The results are consistent with the view that, for some economies, financial constraints and policy uncertainty have played a role beyond output in impeding investment in recent years. For euro area economies with high borrowing spreads during the 2010–11 sovereign debt crisis, adding these variables to the accelerator model reduces the degree of unexplained investment. Figure 4.10 shows the results of adding these variables, one at a time, to the baseline model. The underlying regression coefficient estimates also typically have the expected negative sign and are statistically significant, although they are not always economically significant26. These mixed results reflect the inherent difficulty of disentangling the independent roles of these economy-wide variables, as well as the small number of observations for each country since the crisis for which the financial constraints and uncertainty data are available.

Overall, the results in this section indicate that the bulk of the slump in business investment since the crisis reflects the weakness in output and are consistent with the view that the weakness in investment is primarily a symptom of the weak economic environment. The results are also in line with surveys of firms, which often indicate that a lack of customer demand is the dominant factor constraining their production (Figure 4.11). There is also some suggestive evidence that financial constraints and policy uncertainty play a role in certain economies. However, identifying the effect of these factors is challenging based on macroeconomic data, particularly given the limited number of observations for each country since the crisis. Therefore, the next section turns to firm-level data for a clearer assessment of whether financial constraints and policy uncertainty have held back investment since the crisis.

Which Firms Have Cut Back More on Investment? The Roles of Financial Constraints and Policy Uncertainty

To provide additional insights into what factors, beyond aggregate economic activity, have held back investment since the crisis, this section investigates which types of firms have cut back most on investment in recent years. The focus is on the roles of financial constraints and policy uncertainty, for which the analysis in the previous section provides suggestive evidence. In particular, this section investigates whether reduced credit availability has caused lower firm investment, after the effect of sales and other factors on investment is allowed for. It also investigates whether periods of elevated uncertainty have played an independent role in reducing firm investment.

Using firm-level data has notable advantages. The large number of observations allows the analysis to control for a profusion of factors affecting investment, including through the use of fixed effects at the firm, industry-year, and country-year levels. This analysis uses annual data for 27,661 firms across 32 advanced economies for 2000–13 based on annual data from Thomson Reuters Worldscope27.

At the same time, the use of firm-level data comes with a number of caveats. Since the data in Thomson Reuters Worldscope cover publicly listed firms only, the results of the analysis do not necessarily apply to whole economies, including to unlisted small and medium-sized enterprises. In addition, the data on firm-level investment are based on total capital expenditure, both in the domestic economy and abroad. In this context, however, it is reassuring that the sum of investment by all firms in the data set is correlated with domestic business investment from the national accounts28. This suggests that the results obtained in this section for the listed firms in the sample are relevant for firms more generally.

The Role of Financial Constraints

To shed light on the role of constrained credit availability in holding back investment, this subsection investigates whether, in recent banking crises, firms in more financially dependent sectors have seen a larger drop in investment than those in other sectors.

▶ [Activity 1] In the passage on business investment, how many firms and economies does the firm-level analysis cover, and for which years?
▶ [Activity 2]
Decide whether each statement agrees with the passage on business investment, giving yes or no and quoting the words that settle it.
(a) The Thomson Reuters Worldscope data include unlisted small and medium-sized enterprises.
(b) Surveys of firms often name a lack of customer demand as the main factor constraining their production.
(c) The firm-level investment data count only capital expenditure in the domestic economy.
▶ [Activity 3] According to the passage on business investment, why does the analysis turn to firm-level data after the macroeconomic results?
The material that follows has no connection to the passage on business investment.

Document understanding data:

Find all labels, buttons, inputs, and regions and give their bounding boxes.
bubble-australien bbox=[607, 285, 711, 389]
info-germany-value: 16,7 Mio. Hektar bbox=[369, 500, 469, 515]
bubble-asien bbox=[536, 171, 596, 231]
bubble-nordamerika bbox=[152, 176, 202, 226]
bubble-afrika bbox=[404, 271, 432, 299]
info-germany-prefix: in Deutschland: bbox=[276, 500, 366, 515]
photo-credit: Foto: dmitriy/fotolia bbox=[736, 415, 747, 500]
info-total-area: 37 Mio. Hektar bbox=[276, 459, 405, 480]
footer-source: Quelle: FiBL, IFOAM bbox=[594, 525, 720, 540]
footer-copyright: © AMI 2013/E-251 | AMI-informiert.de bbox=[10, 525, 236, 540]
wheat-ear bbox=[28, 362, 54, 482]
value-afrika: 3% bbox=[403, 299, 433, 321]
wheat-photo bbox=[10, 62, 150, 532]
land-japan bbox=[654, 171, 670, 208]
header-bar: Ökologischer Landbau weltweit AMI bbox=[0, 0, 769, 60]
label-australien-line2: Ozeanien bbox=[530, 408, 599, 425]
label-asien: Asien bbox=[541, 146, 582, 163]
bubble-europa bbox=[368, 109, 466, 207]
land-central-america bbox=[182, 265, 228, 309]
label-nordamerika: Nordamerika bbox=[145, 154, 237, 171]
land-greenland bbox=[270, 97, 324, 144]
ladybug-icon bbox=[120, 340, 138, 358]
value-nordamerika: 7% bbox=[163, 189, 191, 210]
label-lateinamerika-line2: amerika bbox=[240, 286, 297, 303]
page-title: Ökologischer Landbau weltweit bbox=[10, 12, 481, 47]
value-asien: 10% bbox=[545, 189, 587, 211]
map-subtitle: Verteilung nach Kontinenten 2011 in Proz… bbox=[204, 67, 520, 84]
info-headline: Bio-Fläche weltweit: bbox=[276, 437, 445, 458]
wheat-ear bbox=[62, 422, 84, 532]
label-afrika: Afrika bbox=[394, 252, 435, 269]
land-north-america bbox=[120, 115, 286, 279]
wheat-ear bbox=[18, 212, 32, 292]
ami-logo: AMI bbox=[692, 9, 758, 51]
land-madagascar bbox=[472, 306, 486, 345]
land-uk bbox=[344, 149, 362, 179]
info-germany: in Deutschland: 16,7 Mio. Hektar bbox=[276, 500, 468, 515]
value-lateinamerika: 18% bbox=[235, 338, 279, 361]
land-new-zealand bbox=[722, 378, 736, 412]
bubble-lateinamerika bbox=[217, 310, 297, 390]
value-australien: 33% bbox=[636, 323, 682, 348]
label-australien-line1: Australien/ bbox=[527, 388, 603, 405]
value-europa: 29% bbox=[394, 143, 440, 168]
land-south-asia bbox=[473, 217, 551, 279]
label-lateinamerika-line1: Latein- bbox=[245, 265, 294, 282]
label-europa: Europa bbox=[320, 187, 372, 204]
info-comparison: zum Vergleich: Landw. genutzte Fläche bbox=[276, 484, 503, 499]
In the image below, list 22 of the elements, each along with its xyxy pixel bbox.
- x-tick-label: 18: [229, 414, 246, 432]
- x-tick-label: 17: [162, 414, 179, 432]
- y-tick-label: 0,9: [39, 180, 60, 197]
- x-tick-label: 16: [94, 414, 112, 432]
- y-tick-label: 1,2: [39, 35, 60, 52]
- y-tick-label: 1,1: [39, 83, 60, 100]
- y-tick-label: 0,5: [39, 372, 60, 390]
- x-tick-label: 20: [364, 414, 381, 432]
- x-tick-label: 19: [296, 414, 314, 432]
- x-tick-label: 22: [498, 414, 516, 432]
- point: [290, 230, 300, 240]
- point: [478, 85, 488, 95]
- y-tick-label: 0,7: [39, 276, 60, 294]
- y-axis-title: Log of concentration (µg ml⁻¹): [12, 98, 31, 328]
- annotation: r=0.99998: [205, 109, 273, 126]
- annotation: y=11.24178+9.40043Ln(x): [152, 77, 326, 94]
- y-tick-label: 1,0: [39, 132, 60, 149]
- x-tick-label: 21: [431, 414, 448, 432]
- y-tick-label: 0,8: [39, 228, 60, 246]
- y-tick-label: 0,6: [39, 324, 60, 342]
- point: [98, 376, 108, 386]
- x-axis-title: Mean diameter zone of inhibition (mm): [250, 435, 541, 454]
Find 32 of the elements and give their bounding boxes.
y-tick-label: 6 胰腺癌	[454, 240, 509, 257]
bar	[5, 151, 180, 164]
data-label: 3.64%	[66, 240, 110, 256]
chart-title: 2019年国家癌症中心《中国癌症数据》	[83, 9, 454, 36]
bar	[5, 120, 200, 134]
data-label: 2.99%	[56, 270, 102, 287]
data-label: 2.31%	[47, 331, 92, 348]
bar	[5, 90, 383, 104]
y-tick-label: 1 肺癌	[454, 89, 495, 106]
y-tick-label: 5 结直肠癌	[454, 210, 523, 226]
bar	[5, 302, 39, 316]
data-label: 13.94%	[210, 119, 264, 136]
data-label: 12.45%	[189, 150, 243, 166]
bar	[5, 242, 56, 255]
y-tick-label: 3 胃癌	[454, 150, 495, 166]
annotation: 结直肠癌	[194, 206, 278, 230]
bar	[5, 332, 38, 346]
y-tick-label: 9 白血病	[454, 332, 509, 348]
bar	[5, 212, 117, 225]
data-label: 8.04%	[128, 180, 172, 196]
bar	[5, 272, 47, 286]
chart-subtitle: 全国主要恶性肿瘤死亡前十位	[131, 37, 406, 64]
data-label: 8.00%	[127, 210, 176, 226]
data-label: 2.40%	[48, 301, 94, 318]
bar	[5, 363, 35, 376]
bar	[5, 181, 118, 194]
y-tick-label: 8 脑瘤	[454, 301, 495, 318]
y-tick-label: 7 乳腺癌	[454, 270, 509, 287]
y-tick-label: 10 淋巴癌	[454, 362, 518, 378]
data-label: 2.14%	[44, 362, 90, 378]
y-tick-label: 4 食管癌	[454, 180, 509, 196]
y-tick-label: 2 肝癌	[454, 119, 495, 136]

▶ [Problem solution 1] It covers 27,661 firms across 32 advanced economies for 2000–13.

▶ [Problem solution 2]
(a) No: "cover publicly listed firms only"
(b) Yes: "a lack of customer demand is the dominant factor constraining their production"
(c) No: "based on total capital expenditure, both in the domestic economy and abroad"

▶ [Problem solution 3] The effect of financial constraints and policy uncertainty is hard to identify from macroeconomic data, particularly because each country has only a limited number of observations since the crisis. Firm-level data are meant to give a clearer assessment of whether these factors have held back investment.